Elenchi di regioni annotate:
+===+

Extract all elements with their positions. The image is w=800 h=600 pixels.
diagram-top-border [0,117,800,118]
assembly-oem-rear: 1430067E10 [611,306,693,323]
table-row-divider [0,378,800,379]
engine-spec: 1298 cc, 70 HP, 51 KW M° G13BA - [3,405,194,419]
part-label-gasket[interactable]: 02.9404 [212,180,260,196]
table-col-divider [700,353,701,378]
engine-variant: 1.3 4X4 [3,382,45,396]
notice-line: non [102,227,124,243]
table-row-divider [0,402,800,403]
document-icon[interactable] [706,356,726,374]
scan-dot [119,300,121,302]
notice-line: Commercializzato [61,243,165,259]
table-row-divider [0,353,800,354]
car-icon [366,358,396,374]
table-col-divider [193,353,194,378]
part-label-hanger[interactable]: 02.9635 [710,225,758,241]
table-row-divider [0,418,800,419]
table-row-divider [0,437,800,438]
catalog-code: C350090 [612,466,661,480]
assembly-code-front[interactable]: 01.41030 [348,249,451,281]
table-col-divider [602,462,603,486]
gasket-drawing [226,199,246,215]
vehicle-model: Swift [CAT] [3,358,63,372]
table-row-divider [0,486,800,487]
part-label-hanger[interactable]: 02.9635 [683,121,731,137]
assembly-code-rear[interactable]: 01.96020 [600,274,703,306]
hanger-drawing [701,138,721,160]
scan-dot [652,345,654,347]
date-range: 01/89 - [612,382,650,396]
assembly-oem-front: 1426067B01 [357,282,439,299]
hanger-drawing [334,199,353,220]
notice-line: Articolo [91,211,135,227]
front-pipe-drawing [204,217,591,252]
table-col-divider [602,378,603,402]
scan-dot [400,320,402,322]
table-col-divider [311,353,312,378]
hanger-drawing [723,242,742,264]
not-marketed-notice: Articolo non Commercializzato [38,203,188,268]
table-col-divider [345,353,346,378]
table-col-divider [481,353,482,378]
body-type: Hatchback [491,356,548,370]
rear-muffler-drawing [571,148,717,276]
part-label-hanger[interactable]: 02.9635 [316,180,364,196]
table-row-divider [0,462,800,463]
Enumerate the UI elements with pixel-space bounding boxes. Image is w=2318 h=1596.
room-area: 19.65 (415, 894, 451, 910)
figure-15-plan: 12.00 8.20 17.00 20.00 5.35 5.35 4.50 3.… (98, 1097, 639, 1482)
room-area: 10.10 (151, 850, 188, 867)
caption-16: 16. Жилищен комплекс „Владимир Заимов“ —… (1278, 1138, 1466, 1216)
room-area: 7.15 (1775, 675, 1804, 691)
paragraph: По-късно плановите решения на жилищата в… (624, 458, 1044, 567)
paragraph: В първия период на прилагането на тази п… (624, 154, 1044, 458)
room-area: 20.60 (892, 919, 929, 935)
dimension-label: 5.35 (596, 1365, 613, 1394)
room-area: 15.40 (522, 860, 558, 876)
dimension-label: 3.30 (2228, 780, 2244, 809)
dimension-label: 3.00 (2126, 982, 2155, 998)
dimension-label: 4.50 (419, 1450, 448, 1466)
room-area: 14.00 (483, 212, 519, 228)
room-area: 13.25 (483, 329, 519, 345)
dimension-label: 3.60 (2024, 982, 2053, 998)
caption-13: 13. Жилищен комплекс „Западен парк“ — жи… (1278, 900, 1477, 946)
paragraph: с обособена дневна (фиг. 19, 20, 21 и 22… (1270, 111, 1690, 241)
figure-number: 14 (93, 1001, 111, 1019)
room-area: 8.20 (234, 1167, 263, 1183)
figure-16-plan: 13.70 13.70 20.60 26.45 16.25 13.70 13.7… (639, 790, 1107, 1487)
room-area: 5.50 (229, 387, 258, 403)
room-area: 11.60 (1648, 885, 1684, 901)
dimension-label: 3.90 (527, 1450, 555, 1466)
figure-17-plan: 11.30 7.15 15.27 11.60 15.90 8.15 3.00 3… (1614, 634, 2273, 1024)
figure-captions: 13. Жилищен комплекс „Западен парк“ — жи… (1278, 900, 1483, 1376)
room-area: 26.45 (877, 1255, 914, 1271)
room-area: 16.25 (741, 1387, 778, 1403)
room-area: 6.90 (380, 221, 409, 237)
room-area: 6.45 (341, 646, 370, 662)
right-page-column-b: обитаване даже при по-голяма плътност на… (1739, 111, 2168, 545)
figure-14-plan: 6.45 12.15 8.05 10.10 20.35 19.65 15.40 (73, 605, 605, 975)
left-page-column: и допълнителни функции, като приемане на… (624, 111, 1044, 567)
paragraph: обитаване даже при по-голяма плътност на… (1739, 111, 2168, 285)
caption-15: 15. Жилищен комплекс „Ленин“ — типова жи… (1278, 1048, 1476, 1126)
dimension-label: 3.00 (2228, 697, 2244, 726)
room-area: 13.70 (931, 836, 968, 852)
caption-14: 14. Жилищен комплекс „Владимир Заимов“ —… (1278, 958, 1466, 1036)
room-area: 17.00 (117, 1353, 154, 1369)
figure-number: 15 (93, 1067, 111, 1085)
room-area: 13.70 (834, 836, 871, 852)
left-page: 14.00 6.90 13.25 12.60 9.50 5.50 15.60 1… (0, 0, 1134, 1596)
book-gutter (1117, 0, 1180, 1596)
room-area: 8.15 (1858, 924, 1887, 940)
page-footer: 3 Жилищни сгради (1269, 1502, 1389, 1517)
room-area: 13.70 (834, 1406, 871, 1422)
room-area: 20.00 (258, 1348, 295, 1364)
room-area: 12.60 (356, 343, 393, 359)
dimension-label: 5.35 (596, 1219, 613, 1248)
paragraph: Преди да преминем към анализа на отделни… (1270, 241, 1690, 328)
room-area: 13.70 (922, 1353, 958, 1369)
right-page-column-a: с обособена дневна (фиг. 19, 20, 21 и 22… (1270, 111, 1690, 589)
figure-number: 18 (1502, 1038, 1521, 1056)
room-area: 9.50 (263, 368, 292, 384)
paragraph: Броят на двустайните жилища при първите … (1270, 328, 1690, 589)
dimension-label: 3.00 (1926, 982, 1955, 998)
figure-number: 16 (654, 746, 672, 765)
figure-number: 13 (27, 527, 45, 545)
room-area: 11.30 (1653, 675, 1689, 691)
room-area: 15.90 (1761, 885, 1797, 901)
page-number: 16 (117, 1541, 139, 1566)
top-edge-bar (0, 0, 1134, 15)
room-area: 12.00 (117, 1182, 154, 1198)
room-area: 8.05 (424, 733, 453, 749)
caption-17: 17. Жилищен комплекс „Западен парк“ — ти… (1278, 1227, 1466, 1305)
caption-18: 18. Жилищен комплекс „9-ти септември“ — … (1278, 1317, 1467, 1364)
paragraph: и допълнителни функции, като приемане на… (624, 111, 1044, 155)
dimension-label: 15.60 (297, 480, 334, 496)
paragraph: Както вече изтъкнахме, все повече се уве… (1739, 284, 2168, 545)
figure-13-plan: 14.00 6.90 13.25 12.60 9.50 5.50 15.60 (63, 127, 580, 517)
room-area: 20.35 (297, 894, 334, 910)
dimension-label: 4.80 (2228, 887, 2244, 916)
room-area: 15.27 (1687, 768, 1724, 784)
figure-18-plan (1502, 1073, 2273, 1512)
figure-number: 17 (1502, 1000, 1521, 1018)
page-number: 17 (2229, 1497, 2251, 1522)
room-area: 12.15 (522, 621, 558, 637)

+===+

Istruzioni dell'esercizio:
Copia parola per parola le righe dei record dall'inizio fino alla riga con "part-label-gasket[interactable]: 02.9404 [212,180,260,196]", compresa quest'ultima.

Risultato finale:
Extract all elements with their positions. The image is w=800 h=600 pixels.
diagram-top-border [0,117,800,118]
assembly-oem-rear: 1430067E10 [611,306,693,323]
table-row-divider [0,378,800,379]
engine-spec: 1298 cc, 70 HP, 51 KW M° G13BA - [3,405,194,419]
part-label-gasket[interactable]: 02.9404 [212,180,260,196]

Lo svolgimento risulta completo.